MATERIAL PROVIDED:
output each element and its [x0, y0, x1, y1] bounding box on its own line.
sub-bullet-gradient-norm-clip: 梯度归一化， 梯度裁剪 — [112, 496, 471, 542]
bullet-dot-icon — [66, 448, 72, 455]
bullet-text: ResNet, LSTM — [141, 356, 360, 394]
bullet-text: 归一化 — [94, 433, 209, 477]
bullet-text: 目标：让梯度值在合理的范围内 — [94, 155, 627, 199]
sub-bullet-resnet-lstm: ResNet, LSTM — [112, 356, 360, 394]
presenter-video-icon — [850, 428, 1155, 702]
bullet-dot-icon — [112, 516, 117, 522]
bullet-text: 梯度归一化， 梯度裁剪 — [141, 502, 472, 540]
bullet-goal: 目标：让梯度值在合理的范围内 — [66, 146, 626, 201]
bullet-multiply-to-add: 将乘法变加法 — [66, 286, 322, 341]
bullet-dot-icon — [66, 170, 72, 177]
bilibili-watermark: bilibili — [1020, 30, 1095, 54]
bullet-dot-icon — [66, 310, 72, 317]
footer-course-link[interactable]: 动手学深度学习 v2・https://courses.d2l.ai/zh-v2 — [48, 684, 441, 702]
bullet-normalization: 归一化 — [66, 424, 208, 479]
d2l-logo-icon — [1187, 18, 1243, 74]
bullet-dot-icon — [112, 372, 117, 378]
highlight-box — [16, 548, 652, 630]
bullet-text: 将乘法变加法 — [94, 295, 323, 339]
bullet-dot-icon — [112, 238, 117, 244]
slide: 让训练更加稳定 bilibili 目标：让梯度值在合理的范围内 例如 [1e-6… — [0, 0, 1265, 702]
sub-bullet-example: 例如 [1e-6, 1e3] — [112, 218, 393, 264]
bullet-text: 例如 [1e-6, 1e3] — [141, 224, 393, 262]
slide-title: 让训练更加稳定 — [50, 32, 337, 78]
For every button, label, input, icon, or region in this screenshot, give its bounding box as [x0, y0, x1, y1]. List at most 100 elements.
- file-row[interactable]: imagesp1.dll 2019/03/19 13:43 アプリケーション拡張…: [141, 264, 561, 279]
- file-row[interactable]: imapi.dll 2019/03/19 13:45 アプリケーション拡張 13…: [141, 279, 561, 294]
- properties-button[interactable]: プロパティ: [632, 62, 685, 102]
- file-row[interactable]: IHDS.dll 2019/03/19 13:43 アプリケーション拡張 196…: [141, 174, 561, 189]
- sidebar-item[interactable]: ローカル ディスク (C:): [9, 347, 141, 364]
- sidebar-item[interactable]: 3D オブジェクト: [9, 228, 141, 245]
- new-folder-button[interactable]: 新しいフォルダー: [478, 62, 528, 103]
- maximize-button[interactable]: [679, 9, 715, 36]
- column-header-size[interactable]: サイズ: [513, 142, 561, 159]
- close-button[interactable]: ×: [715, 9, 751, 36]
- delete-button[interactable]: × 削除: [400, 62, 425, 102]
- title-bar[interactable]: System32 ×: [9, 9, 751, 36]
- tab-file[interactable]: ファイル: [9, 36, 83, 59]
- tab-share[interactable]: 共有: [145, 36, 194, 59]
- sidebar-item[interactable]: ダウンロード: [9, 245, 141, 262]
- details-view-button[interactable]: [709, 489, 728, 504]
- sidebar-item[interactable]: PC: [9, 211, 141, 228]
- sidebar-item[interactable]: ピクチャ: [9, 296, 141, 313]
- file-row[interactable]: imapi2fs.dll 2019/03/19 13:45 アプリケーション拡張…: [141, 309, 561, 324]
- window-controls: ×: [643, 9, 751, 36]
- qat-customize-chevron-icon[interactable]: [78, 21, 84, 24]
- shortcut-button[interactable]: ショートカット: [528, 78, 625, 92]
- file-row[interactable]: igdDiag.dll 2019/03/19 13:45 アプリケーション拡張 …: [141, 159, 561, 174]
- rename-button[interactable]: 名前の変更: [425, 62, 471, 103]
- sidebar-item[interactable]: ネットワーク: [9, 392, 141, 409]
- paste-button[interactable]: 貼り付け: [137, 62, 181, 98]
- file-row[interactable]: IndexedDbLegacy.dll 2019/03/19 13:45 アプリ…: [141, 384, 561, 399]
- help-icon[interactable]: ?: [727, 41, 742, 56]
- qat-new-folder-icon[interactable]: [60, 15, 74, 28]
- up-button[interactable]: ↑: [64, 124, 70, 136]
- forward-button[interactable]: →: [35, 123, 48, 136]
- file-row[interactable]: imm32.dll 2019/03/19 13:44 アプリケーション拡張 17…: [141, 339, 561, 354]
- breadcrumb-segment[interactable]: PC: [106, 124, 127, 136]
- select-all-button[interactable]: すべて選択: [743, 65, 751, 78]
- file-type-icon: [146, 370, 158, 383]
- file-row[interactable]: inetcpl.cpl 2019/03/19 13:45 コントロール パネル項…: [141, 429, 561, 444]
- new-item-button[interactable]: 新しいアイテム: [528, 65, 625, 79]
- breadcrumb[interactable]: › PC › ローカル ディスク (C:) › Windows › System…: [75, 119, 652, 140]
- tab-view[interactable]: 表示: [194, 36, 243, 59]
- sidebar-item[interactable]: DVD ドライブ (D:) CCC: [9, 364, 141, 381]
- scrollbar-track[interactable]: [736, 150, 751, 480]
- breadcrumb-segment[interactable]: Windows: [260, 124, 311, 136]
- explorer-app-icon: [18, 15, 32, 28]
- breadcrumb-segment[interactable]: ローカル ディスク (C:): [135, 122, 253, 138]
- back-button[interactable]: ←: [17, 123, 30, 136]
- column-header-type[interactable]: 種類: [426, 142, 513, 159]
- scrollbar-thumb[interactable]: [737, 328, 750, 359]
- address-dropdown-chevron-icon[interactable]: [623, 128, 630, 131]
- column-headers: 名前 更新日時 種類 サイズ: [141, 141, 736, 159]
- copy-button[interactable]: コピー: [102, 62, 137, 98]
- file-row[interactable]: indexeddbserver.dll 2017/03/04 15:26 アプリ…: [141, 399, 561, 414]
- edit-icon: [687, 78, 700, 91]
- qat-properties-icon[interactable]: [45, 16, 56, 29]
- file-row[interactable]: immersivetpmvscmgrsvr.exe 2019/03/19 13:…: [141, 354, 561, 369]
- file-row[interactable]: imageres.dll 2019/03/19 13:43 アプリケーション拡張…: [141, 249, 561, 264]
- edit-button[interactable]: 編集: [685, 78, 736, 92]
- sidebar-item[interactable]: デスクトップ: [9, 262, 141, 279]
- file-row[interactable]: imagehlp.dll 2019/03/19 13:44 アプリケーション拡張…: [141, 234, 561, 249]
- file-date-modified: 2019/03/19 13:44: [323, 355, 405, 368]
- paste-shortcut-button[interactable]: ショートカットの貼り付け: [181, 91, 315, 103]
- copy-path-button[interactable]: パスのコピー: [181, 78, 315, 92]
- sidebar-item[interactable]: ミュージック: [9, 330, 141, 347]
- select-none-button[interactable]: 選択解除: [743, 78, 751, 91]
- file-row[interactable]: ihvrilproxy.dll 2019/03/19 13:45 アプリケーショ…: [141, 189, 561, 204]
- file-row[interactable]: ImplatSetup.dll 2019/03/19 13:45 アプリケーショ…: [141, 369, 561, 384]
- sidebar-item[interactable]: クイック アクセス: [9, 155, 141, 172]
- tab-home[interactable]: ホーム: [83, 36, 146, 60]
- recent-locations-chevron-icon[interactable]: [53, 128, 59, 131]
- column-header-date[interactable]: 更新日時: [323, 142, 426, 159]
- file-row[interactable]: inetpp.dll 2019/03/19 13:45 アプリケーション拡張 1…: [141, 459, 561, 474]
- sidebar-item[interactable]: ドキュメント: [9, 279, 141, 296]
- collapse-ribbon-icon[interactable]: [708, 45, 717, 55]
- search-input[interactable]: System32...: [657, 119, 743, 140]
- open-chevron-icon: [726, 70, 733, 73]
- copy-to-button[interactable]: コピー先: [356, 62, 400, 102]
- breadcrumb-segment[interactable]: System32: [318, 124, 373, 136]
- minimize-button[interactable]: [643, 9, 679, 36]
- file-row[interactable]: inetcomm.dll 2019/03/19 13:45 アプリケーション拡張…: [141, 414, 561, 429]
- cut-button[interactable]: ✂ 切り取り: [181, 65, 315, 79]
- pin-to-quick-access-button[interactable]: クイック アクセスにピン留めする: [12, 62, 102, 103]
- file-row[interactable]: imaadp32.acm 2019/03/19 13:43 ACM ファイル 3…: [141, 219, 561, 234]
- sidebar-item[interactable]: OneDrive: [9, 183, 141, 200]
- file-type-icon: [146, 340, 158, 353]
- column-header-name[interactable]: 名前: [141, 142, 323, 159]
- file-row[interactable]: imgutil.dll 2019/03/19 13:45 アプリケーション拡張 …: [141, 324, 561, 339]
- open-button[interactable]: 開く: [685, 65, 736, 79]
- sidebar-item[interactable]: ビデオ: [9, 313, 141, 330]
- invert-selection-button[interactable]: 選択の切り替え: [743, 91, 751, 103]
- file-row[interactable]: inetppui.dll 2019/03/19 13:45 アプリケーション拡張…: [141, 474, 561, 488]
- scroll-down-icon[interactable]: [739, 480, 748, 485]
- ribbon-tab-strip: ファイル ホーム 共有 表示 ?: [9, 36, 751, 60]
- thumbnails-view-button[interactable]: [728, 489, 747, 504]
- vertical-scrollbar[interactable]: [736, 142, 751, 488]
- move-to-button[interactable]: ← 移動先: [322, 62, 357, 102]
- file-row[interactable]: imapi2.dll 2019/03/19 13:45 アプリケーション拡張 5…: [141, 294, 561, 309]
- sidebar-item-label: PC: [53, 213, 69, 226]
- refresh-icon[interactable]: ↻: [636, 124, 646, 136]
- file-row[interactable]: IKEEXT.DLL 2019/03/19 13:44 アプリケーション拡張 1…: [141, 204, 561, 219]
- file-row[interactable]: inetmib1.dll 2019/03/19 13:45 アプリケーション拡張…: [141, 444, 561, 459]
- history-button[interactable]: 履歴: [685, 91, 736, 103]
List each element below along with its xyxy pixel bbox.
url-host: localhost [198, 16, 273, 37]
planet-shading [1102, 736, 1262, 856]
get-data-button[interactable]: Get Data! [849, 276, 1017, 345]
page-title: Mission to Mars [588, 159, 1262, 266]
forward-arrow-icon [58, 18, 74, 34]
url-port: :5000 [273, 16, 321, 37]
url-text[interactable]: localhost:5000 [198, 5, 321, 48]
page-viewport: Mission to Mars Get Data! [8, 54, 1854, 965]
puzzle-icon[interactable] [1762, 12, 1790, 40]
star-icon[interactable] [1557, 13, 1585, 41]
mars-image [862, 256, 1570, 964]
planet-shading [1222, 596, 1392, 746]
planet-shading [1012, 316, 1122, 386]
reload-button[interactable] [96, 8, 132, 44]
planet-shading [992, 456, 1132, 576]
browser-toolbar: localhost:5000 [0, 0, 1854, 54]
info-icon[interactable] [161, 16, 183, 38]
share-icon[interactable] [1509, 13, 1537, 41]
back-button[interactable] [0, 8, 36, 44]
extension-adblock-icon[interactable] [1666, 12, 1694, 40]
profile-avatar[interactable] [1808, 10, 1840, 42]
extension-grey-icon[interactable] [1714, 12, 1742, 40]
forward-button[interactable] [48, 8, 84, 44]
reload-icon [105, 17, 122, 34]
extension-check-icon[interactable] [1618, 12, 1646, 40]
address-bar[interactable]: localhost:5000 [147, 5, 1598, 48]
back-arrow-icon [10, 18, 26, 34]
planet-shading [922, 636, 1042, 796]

EXERCISE DESCRIPTION: Copy out the listing above word for word, beginning at its first line and stopping after the line that contains "bullet-text: 例如 [1e-6, 1e3]".

SOLUTION FOR THIS PROBLEM:
output each element and its [x0, y0, x1, y1] bounding box on its own line.
sub-bullet-gradient-norm-clip: 梯度归一化， 梯度裁剪 — [112, 496, 471, 542]
bullet-dot-icon — [66, 448, 72, 455]
bullet-text: ResNet, LSTM — [141, 356, 360, 394]
bullet-text: 归一化 — [94, 433, 209, 477]
bullet-text: 目标：让梯度值在合理的范围内 — [94, 155, 627, 199]
sub-bullet-resnet-lstm: ResNet, LSTM — [112, 356, 360, 394]
presenter-video-icon — [850, 428, 1155, 702]
bullet-dot-icon — [112, 516, 117, 522]
bullet-text: 梯度归一化， 梯度裁剪 — [141, 502, 472, 540]
bullet-goal: 目标：让梯度值在合理的范围内 — [66, 146, 626, 201]
bullet-multiply-to-add: 将乘法变加法 — [66, 286, 322, 341]
bullet-dot-icon — [66, 170, 72, 177]
bilibili-watermark: bilibili — [1020, 30, 1095, 54]
bullet-dot-icon — [66, 310, 72, 317]
footer-course-link[interactable]: 动手学深度学习 v2・https://courses.d2l.ai/zh-v2 — [48, 684, 441, 702]
bullet-normalization: 归一化 — [66, 424, 208, 479]
d2l-logo-icon — [1187, 18, 1243, 74]
bullet-dot-icon — [112, 372, 117, 378]
highlight-box — [16, 548, 652, 630]
bullet-text: 将乘法变加法 — [94, 295, 323, 339]
bullet-dot-icon — [112, 238, 117, 244]
slide: 让训练更加稳定 bilibili 目标：让梯度值在合理的范围内 例如 [1e-6… — [0, 0, 1265, 702]
sub-bullet-example: 例如 [1e-6, 1e3] — [112, 218, 393, 264]
bullet-text: 例如 [1e-6, 1e3] — [141, 224, 393, 262]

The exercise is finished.